== SET EXERCISE ==
List, from the lines below, each one with "turnleft" in it.

[START OF DATA SUPPLIED]

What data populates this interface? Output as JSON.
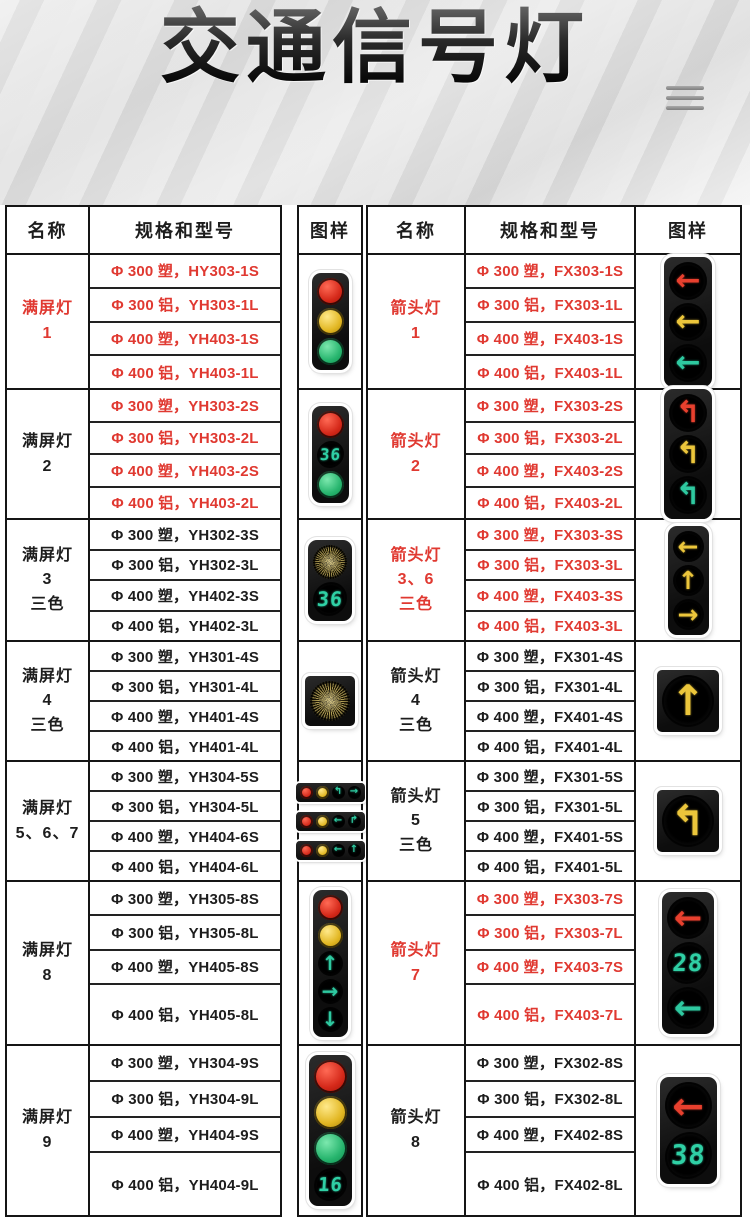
{
  "page": {
    "title": "交通信号灯"
  },
  "columns": {
    "name": "名称",
    "spec": "规格和型号",
    "image": "图样"
  },
  "colors": {
    "red_text": "#e03931",
    "black_text": "#1d1d1d",
    "border": "#151515",
    "countdown_green": "#2fd0a5",
    "arrow_red": "#e8402e",
    "arrow_yellow": "#ecc63b",
    "arrow_green": "#2ec9a0",
    "disc_red": "#d5291a",
    "disc_yellow": "#e2b723",
    "disc_green": "#27b56e"
  },
  "left_table": {
    "rows": [
      {
        "name_lines": [
          "满屏灯",
          "1"
        ],
        "name_red": true,
        "specs_red": true,
        "specs": [
          "Φ 300 塑，HY303-1S",
          "Φ 300 铝，YH303-1L",
          "Φ 400 塑，YH403-1S",
          "Φ 400 铝，YH403-1L"
        ],
        "light": {
          "type": "v",
          "cells": [
            "disc:red",
            "disc:yellow",
            "disc:green"
          ],
          "label": "red-yellow-green-full-signal"
        }
      },
      {
        "name_lines": [
          "满屏灯",
          "2"
        ],
        "name_red": false,
        "specs_red": true,
        "specs": [
          "Φ 300 塑，YH303-2S",
          "Φ 300 铝，YH303-2L",
          "Φ 400 塑，YH403-2S",
          "Φ 400 铝，YH403-2L"
        ],
        "light": {
          "type": "v",
          "cells": [
            "disc:red",
            "count:36",
            "disc:green"
          ],
          "label": "red-countdown-green-signal"
        }
      },
      {
        "name_lines": [
          "满屏灯",
          "3",
          "三色"
        ],
        "name_red": false,
        "specs_red": false,
        "specs": [
          "Φ 300 塑，YH302-3S",
          "Φ 300 铝，YH302-3L",
          "Φ 400 塑，YH402-3S",
          "Φ 400 铝，YH402-3L"
        ],
        "light": {
          "type": "v",
          "cells": [
            "burst",
            "count:36"
          ],
          "label": "yellow-lamp-countdown-signal"
        }
      },
      {
        "name_lines": [
          "满屏灯",
          "4",
          "三色"
        ],
        "name_red": false,
        "specs_red": false,
        "specs": [
          "Φ 300 塑，YH301-4S",
          "Φ 300 铝，YH301-4L",
          "Φ 400 塑，YH401-4S",
          "Φ 400 铝，YH401-4L"
        ],
        "light": {
          "type": "sq",
          "cells": [
            "burst"
          ],
          "label": "single-yellow-lamp-signal"
        }
      },
      {
        "name_lines": [
          "满屏灯",
          "5、6、7"
        ],
        "name_red": false,
        "specs_red": false,
        "specs": [
          "Φ 300 塑，YH304-5S",
          "Φ 300 铝，YH304-5L",
          "Φ 400 塑，YH404-6S",
          "Φ 400 铝，YH404-6L"
        ],
        "light": {
          "type": "hbars",
          "bars": [
            [
              "disc:red",
              "disc:yellow",
              "arrow:turnleft:green",
              "arrow:right:green"
            ],
            [
              "disc:red",
              "disc:yellow",
              "arrow:left:green",
              "arrow:turnright:green"
            ],
            [
              "disc:red",
              "disc:yellow",
              "arrow:left:green",
              "arrow:up:green"
            ]
          ],
          "label": "horizontal-lamp-arrow-signals"
        }
      },
      {
        "name_lines": [
          "满屏灯",
          "8"
        ],
        "name_red": false,
        "specs_red": false,
        "specs": [
          "Φ 300 塑，YH305-8S",
          "Φ 300 铝，YH305-8L",
          "Φ 400 塑，YH405-8S",
          "Φ 400 铝，YH405-8L"
        ],
        "light": {
          "type": "v",
          "cells": [
            "disc:red",
            "disc:yellow",
            "arrow:up:green",
            "arrow:right:green",
            "arrow:down:green"
          ],
          "label": "five-unit-arrow-signal"
        }
      },
      {
        "name_lines": [
          "满屏灯",
          "9"
        ],
        "name_red": false,
        "specs_red": false,
        "specs": [
          "Φ 300 塑，YH304-9S",
          "Φ 300 铝，YH304-9L",
          "Φ 400 塑，YH404-9S",
          "Φ 400 铝，YH404-9L"
        ],
        "light": {
          "type": "v",
          "cells": [
            "disc:red",
            "disc:yellow",
            "disc:green",
            "count:16"
          ],
          "label": "four-unit-countdown-signal"
        }
      }
    ]
  },
  "right_table": {
    "rows": [
      {
        "name_lines": [
          "箭头灯",
          "1"
        ],
        "name_red": true,
        "specs_red": true,
        "specs": [
          "Φ 300 塑，FX303-1S",
          "Φ 300 铝，FX303-1L",
          "Φ 400 塑，FX403-1S",
          "Φ 400 铝，FX403-1L"
        ],
        "light": {
          "type": "v",
          "cells": [
            "arrow:left:red",
            "arrow:left:yellow",
            "arrow:left:green"
          ],
          "label": "left-arrow-three-color-signal"
        }
      },
      {
        "name_lines": [
          "箭头灯",
          "2"
        ],
        "name_red": true,
        "specs_red": true,
        "specs": [
          "Φ 300 塑，FX303-2S",
          "Φ 300 铝，FX303-2L",
          "Φ 400 塑，FX403-2S",
          "Φ 400 铝，FX403-2L"
        ],
        "light": {
          "type": "v",
          "cells": [
            "arrow:turnleft:red",
            "arrow:turnleft:yellow",
            "arrow:turnleft:green"
          ],
          "label": "turn-arrow-three-color-signal"
        }
      },
      {
        "name_lines": [
          "箭头灯",
          "3、6",
          "三色"
        ],
        "name_red": true,
        "specs_red": true,
        "specs": [
          "Φ 300 塑，FX303-3S",
          "Φ 300 铝，FX303-3L",
          "Φ 400 塑，FX403-3S",
          "Φ 400 铝，FX403-3L"
        ],
        "light": {
          "type": "v",
          "cells": [
            "arrow:left:yellow",
            "arrow:up:yellow",
            "arrow:right:yellow"
          ],
          "label": "yellow-direction-arrow-signal"
        }
      },
      {
        "name_lines": [
          "箭头灯",
          "4",
          "三色"
        ],
        "name_red": false,
        "specs_red": false,
        "specs": [
          "Φ 300 塑，FX301-4S",
          "Φ 300 铝，FX301-4L",
          "Φ 400 塑，FX401-4S",
          "Φ 400 铝，FX401-4L"
        ],
        "light": {
          "type": "sq",
          "cells": [
            "arrow:up:yellow"
          ],
          "label": "single-up-arrow-signal"
        }
      },
      {
        "name_lines": [
          "箭头灯",
          "5",
          "三色"
        ],
        "name_red": false,
        "specs_red": false,
        "specs": [
          "Φ 300 塑，FX301-5S",
          "Φ 300 铝，FX301-5L",
          "Φ 400 塑，FX401-5S",
          "Φ 400 铝，FX401-5L"
        ],
        "light": {
          "type": "sq",
          "cells": [
            "arrow:turnleft:yellow"
          ],
          "label": "single-turn-arrow-signal"
        }
      },
      {
        "name_lines": [
          "箭头灯",
          "7"
        ],
        "name_red": true,
        "specs_red": true,
        "specs": [
          "Φ 300 塑，FX303-7S",
          "Φ 300 铝，FX303-7L",
          "Φ 400 塑，FX403-7S",
          "Φ 400 铝，FX403-7L"
        ],
        "light": {
          "type": "v",
          "cells": [
            "arrow:left:red",
            "count:28",
            "arrow:left:green"
          ],
          "label": "arrow-countdown-arrow-signal"
        }
      },
      {
        "name_lines": [
          "箭头灯",
          "8"
        ],
        "name_red": false,
        "specs_red": false,
        "specs": [
          "Φ 300 塑，FX302-8S",
          "Φ 300 铝，FX302-8L",
          "Φ 400 塑，FX402-8S",
          "Φ 400 铝，FX402-8L"
        ],
        "light": {
          "type": "v",
          "cells": [
            "arrow:left:red",
            "count:38"
          ],
          "label": "arrow-countdown-signal"
        }
      }
    ]
  }
}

[END OF DATA SUPPLIED]

== PROBLEM SOLUTION ==
              "arrow:turnleft:green",
            "arrow:turnleft:red",
            "arrow:turnleft:yellow",
            "arrow:turnleft:green"
            "arrow:turnleft:yellow"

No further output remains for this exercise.